→ **Исходный текст**
"«Современной русской философии как таковой просто не существует»"

Философ, филолог и искусствовед, доцент факультета истории искусства РГГУ, ведущий научный сотрудник МГУ Александр Марков – о том, какие требовательные пошли студенты, когда появится современная российская философия и почему «Во все тяжкие» – это современный Достоевский

Мне трудно подобрать одно слово, чтобы охарактеризовать себя, потому что я называю себя иногда теоретиком, но понятие «теоретик» часто понимается слишком узко. Теоретиком у нас называют того, кто берет готовый материал, сделанное другими учеными, и на основе этого создает концепцию. Такая позиция теоретика была нормативной, например, в XIX веке: от Гегеля до Спенсера философ-теоретик брал, что делают биологи, химики или историки, и делал общие теоретические выводы. В XX веке все изменилось, и в некотором смысле ситуация перевернулась: теоретик – это диагност, который указывает, где именно недоработали частные науки, где можно еще порыться, куда дальше направляться, что будет плодотворной жилой для разработки.
★ ★ ★
Я читаю курсы «Философия искусства», «Семиотика», «Проблемы методологии истории искусства», «Междисциплинарные подходы в изучении искусства». Я преподавал в разных вузах, в том числе дисциплины экономического цикла. Мне это очень помогает, давая многомерную картину происходящего, и я могу использовать для объяснения сложных идей образы, подходящие аудитории. Если я объясняю что-то экономистам, то могу провести параллели между экономическими отношениями и культурой. Опыт преподавания социально-экономических дисциплин помогает находить общий язык с аудиторией, для которой простое перечисление произведений искусства, смыслов и образов является недостаточным, а иногда и просто не опознается, потому что культурный запас у всех разный.

→ **Задание A**
Ответьте по интервью с Александром Марковым на три вопроса, каждый ответ с новой строки и с той же пометкой:
(i) Что, по словам Маркова, делал философ-теоретик в XIX веке, от Гегеля до Спенсера?
(ii) Кем, по его словам, стал теоретик в XX веке?
(iii) Какие курсы он читает?
→ **Задание B**
Перескажите в виде списка абзац интервью с Александром Марковым, начинающийся словами «Я читаю курсы», сохранив его основные факты.
→ **Задание C**
Продолжите интервью с Александром Марковым после его последнего предложения, сохраняя рассказ от первого лица.
Приведенные далее записи здесь не используются.

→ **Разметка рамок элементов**

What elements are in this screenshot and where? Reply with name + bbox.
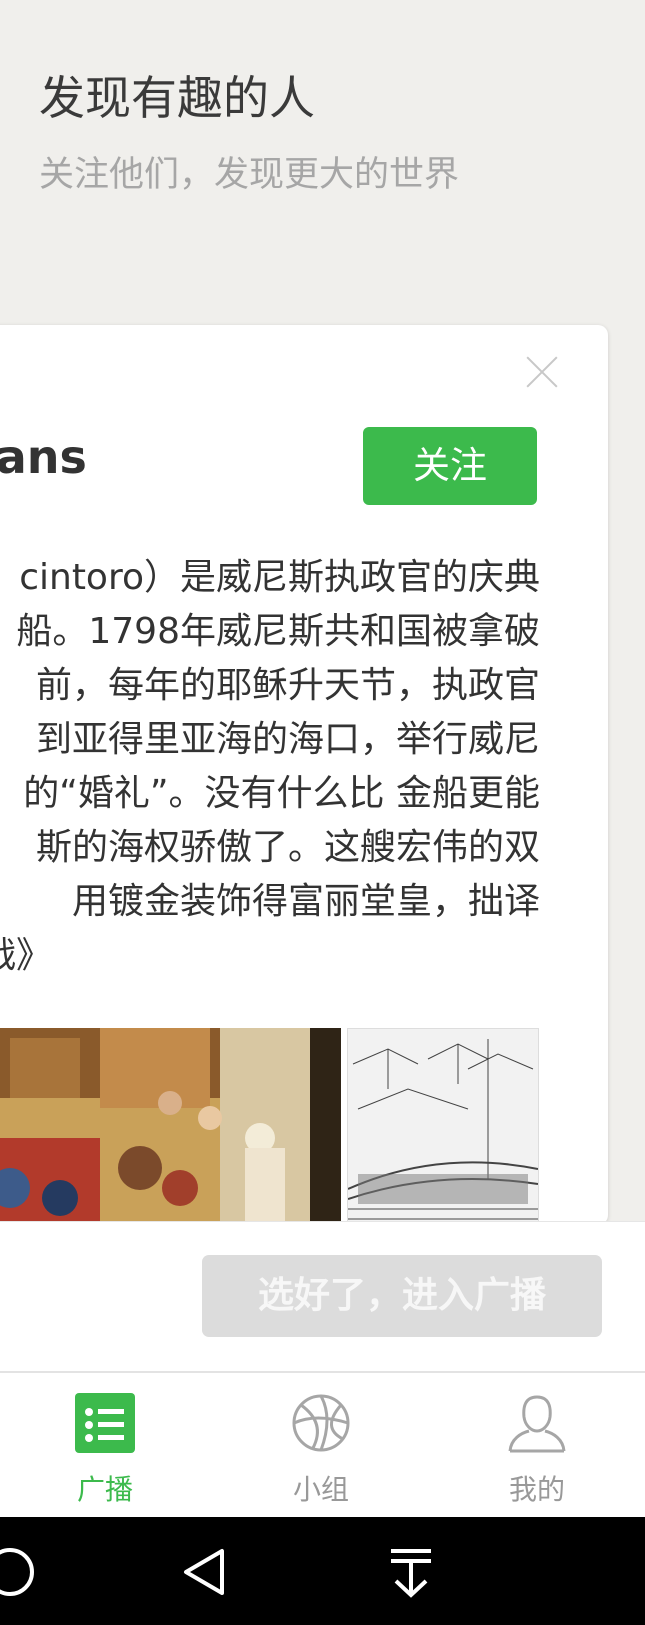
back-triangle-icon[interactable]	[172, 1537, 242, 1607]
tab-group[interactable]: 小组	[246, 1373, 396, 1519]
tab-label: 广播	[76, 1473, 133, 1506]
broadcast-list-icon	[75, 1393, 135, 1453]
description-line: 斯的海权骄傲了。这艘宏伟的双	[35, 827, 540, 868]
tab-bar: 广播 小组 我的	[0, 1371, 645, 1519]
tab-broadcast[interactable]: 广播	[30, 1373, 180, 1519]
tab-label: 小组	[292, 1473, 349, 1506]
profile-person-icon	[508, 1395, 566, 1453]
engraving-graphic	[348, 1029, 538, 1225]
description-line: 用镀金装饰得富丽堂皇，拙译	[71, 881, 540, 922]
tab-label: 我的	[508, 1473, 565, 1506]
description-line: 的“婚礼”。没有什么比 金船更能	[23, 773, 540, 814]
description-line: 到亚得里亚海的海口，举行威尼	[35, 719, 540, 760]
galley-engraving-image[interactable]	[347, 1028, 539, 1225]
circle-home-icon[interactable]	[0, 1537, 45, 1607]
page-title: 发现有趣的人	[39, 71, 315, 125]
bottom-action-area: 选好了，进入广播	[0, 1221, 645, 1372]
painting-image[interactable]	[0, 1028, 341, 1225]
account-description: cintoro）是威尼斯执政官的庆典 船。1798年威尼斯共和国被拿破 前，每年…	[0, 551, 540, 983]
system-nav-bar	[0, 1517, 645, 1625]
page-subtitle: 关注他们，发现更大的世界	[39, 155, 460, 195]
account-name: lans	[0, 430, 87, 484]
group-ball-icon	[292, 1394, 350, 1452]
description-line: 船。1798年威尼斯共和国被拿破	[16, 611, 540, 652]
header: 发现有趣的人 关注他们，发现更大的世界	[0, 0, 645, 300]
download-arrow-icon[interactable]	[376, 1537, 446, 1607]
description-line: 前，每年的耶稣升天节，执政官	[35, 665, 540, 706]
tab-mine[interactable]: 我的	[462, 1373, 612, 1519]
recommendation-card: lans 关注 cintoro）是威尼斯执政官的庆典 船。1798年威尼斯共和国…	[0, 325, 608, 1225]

→ **Ожидаемый ответ A**
(i) Он брал то, что делают биологи, химики или историки, и делал общие теоретические выводы.
(ii) Диагностом, который указывает, где именно недоработали частные науки.
(iii) «Философия искусства», «Семиотика», «Проблемы методологии истории искусства», «Междисциплинарные подходы в изучении искусства».

→ **Ожидаемый ответ B**
- Курсы: «Философия искусства», «Семиотика», «Проблемы методологии истории искусства», «Междисциплинарные подходы в изучении искусства».
- Он преподавал в разных вузах, в том числе дисциплины экономического цикла.
- Этот опыт дает ему многомерную картину происходящего и позволяет объяснять сложные идеи через образы, подходящие аудитории.
- Экономистам он может объяснять культуру через параллели с экономическими отношениями.
- Опыт преподавания социально-экономических дисциплин помогает находить общий язык с аудиторией, которой недостаточно простого перечисления произведений, смыслов и образов, потому что культурный запас у всех разный.

→ **Ожидаемый ответ C**
★ ★ ★
В США, во Франции или в Китае очень много популярных книг по философии, передач на радио и телевидении. В России ситуация противоположная. Другое дело, что в каждой традиции понимается под философией нечто свое. В Америке по умолчанию философией называют аналитическую философию: логику, теорию языка, тот аппарат, который помогает осваивать другие науки. Поэтому те, кто собирается стать медиком, юристом, бизнесменом, на бакалавриате изучают философию, а потом уже, в магистратуре или аспирантуре, специализируются на своих предметах. Это базовое образование, учащее мыслить и говорить. Во Франции и в других странах Европы ситуация иная. Философия, которую условно называют Continental, представляет собой прежде всего род литературы, это авторы, которые имеют литературные амбиции и экспериментируют с языком, образами, эстетическими привычками, вовлекая и читателя в эксперименты. Если говорить о Китае, то там философия является некоторой нормой образованности. В России мы видим смесь всех трех стратегий. С одной стороны, есть представление о том, что философия должна формировать навыки мышления. С другой – очень сильно представление о философии как об образе жизни, что философ прежде всего учит жизни. И с третьей стороны – этот прагматический китайский или японский подход, что философия должна служить инструментом научного знания. В России все эти стратегии тянут в разные стороны, и какая из них побеждает – сказать нельзя. Философию читают первокурсникам, чтобы рассказать о том, что можно мыслить так или по-другому. Тогда функция нашей университетской философии – отучение от школьного догматизма.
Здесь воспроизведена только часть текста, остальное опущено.